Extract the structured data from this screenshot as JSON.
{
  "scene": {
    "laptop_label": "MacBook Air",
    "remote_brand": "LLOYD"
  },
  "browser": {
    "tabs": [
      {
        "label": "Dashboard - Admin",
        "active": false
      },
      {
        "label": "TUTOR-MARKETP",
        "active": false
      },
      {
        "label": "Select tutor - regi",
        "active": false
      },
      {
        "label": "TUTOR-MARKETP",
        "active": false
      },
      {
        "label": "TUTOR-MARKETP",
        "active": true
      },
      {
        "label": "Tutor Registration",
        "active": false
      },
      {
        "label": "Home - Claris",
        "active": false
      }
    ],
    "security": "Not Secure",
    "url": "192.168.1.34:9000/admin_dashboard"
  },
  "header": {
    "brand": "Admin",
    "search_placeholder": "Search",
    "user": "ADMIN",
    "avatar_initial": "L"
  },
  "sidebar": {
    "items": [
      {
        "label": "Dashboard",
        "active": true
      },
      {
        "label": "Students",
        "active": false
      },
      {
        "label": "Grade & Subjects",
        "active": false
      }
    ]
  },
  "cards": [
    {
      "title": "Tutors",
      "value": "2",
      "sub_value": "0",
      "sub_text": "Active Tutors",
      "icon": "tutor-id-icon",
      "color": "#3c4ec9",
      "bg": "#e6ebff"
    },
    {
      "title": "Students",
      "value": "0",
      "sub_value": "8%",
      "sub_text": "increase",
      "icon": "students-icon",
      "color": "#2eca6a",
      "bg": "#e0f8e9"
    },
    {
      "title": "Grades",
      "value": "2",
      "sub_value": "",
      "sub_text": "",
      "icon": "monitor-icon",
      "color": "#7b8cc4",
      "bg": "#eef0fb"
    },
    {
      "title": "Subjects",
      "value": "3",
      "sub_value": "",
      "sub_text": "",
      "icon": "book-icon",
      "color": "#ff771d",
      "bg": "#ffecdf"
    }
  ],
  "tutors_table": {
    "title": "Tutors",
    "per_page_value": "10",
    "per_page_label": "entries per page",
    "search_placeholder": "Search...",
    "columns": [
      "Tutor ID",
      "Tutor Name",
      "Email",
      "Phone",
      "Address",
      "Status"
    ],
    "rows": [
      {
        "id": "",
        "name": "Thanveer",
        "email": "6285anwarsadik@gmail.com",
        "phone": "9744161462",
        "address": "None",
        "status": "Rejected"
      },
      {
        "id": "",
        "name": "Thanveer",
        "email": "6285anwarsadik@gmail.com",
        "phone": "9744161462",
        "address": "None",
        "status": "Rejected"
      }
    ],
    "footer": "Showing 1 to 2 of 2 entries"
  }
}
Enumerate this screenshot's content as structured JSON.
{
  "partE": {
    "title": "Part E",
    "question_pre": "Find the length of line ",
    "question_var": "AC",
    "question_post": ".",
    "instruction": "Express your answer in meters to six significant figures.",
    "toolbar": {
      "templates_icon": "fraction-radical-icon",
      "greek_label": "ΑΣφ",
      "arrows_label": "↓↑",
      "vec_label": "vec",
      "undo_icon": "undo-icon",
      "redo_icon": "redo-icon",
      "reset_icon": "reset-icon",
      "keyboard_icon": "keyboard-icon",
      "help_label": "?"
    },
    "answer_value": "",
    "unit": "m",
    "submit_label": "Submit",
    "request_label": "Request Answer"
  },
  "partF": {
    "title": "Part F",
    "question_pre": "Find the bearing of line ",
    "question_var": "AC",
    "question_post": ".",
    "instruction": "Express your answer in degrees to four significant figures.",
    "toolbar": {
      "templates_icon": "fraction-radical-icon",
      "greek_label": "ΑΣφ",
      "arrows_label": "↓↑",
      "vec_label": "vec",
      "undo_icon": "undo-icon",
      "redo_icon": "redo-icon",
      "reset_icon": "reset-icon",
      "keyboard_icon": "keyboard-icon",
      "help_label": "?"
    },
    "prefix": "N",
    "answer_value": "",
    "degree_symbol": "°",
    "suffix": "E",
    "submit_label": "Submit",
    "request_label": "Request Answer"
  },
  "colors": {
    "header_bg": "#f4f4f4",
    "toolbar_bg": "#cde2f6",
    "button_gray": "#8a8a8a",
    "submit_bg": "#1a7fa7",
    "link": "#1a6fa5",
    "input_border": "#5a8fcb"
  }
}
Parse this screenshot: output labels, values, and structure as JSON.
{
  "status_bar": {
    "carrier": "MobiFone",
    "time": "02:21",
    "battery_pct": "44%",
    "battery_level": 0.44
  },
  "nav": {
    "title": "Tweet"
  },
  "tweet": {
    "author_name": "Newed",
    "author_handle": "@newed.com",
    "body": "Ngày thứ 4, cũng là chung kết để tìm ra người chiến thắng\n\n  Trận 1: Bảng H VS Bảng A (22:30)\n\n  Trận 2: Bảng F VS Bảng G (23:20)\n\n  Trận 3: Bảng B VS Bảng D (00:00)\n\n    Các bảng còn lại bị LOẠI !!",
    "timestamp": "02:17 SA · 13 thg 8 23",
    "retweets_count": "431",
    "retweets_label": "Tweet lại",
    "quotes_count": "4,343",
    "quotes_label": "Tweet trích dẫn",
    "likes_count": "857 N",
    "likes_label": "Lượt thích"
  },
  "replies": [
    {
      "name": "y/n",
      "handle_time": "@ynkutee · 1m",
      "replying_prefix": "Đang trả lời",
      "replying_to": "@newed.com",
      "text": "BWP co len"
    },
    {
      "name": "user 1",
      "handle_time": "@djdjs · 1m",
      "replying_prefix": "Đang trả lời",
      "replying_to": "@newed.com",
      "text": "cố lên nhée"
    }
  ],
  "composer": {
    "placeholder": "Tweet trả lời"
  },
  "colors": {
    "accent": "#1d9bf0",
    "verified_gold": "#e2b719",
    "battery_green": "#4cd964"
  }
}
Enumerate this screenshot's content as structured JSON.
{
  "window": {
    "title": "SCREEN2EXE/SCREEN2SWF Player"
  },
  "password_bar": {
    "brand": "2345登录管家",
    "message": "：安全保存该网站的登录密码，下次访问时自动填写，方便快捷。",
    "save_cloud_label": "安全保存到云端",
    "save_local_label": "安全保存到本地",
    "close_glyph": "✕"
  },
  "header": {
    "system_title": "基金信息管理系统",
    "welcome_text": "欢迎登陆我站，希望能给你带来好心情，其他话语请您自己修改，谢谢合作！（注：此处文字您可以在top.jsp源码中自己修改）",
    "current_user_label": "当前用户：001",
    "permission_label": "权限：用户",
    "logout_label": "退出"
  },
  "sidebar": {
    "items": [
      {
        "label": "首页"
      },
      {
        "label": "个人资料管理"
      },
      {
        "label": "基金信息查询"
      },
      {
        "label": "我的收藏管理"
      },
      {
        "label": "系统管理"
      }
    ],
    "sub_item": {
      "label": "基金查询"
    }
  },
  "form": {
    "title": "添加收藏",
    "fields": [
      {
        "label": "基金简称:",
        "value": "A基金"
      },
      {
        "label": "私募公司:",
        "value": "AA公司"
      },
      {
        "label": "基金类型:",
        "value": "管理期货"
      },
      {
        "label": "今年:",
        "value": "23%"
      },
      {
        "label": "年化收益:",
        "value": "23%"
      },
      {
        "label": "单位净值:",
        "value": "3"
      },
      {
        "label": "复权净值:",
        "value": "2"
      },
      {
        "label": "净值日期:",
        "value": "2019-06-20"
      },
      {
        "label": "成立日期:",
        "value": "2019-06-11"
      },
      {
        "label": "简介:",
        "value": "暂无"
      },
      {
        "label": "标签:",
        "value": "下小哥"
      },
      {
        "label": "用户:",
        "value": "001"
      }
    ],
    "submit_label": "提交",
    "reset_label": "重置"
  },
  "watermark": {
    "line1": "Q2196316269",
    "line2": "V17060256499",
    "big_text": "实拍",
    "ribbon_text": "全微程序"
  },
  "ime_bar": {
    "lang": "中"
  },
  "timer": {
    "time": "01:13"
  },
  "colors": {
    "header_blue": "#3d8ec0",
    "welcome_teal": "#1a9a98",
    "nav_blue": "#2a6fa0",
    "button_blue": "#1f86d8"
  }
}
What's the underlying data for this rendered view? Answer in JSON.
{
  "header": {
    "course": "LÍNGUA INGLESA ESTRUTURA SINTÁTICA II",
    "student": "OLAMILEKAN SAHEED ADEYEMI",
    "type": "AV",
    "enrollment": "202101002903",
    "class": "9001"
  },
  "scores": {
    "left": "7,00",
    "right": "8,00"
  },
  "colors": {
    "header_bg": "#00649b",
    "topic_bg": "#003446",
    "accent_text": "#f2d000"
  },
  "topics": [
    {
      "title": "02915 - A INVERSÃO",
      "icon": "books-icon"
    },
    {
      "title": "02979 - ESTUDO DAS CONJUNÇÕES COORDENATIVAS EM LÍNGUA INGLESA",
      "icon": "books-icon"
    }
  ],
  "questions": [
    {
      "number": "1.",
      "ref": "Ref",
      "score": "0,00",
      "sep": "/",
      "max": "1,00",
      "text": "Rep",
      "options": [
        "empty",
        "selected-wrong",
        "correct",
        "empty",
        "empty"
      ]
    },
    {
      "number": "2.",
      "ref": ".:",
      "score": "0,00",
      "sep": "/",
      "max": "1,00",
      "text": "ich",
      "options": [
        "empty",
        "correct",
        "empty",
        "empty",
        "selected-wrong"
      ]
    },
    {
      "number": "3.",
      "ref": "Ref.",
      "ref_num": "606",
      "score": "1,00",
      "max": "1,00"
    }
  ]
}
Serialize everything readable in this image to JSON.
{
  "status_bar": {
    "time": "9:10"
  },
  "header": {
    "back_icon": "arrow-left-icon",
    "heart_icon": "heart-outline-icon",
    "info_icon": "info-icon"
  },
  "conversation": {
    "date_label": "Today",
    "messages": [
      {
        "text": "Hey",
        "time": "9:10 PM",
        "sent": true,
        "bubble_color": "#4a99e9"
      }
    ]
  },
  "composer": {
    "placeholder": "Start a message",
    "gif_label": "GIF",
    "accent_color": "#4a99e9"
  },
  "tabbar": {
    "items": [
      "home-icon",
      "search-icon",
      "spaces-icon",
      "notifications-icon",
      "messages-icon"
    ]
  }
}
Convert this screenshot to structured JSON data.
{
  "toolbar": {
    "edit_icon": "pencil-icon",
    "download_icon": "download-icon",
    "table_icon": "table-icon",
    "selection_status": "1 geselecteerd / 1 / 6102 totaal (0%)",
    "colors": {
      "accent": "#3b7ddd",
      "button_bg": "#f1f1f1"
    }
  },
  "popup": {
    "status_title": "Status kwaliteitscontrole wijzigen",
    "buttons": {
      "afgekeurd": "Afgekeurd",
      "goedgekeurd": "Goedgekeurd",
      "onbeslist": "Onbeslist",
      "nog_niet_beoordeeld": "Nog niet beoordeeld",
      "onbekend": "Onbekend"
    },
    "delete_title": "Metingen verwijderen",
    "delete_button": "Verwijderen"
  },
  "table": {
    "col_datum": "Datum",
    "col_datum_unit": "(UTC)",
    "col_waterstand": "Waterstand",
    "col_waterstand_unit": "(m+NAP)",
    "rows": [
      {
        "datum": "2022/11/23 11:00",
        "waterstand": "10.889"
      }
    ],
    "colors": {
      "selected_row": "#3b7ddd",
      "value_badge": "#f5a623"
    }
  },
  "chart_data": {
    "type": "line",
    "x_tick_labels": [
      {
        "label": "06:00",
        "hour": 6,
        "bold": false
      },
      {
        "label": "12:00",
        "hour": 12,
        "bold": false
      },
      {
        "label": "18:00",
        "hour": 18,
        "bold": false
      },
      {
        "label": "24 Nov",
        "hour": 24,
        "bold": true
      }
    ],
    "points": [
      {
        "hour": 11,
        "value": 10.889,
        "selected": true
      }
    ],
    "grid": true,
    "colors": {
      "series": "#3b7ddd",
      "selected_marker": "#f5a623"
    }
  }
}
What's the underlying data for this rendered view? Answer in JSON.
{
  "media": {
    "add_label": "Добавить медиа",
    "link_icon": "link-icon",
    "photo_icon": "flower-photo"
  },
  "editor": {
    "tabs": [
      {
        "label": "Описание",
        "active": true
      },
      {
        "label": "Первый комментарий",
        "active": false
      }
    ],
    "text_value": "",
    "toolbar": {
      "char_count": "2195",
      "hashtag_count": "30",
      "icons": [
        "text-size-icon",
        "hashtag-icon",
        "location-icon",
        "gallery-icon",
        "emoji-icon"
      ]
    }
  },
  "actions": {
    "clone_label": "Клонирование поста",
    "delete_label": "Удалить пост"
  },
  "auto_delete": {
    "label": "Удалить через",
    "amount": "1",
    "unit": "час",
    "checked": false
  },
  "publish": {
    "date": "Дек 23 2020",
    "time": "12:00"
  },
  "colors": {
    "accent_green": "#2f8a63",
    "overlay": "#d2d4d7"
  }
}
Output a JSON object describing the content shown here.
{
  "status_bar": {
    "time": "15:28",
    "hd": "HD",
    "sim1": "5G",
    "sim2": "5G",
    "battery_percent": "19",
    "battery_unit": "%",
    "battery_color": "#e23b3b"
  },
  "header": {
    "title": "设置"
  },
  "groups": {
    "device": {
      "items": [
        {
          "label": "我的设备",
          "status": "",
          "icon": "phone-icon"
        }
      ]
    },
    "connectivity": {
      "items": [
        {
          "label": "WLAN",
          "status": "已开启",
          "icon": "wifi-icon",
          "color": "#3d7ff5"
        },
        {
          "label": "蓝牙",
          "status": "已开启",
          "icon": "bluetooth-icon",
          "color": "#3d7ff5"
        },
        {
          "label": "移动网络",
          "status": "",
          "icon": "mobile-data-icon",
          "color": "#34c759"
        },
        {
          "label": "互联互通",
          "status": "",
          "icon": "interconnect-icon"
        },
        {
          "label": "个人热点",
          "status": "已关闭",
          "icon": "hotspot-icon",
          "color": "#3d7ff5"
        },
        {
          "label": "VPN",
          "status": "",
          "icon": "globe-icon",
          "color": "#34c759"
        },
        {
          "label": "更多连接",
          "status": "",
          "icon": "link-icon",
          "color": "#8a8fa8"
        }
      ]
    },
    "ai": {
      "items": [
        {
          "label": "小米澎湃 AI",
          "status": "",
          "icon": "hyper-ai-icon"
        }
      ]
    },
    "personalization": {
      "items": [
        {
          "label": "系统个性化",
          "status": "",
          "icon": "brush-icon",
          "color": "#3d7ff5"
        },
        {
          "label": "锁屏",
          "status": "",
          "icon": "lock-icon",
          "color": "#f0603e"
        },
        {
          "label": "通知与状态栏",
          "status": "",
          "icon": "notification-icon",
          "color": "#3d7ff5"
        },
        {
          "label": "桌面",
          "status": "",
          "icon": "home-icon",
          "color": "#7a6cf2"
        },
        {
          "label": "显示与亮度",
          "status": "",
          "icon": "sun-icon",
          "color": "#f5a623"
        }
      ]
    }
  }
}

==*==

List each line of the records that holds the string "your".

:: Answer to the exercise ::
    "instruction": "Express your answer in meters to six significant figures.",
    "instruction": "Express your answer in degrees to four significant figures.",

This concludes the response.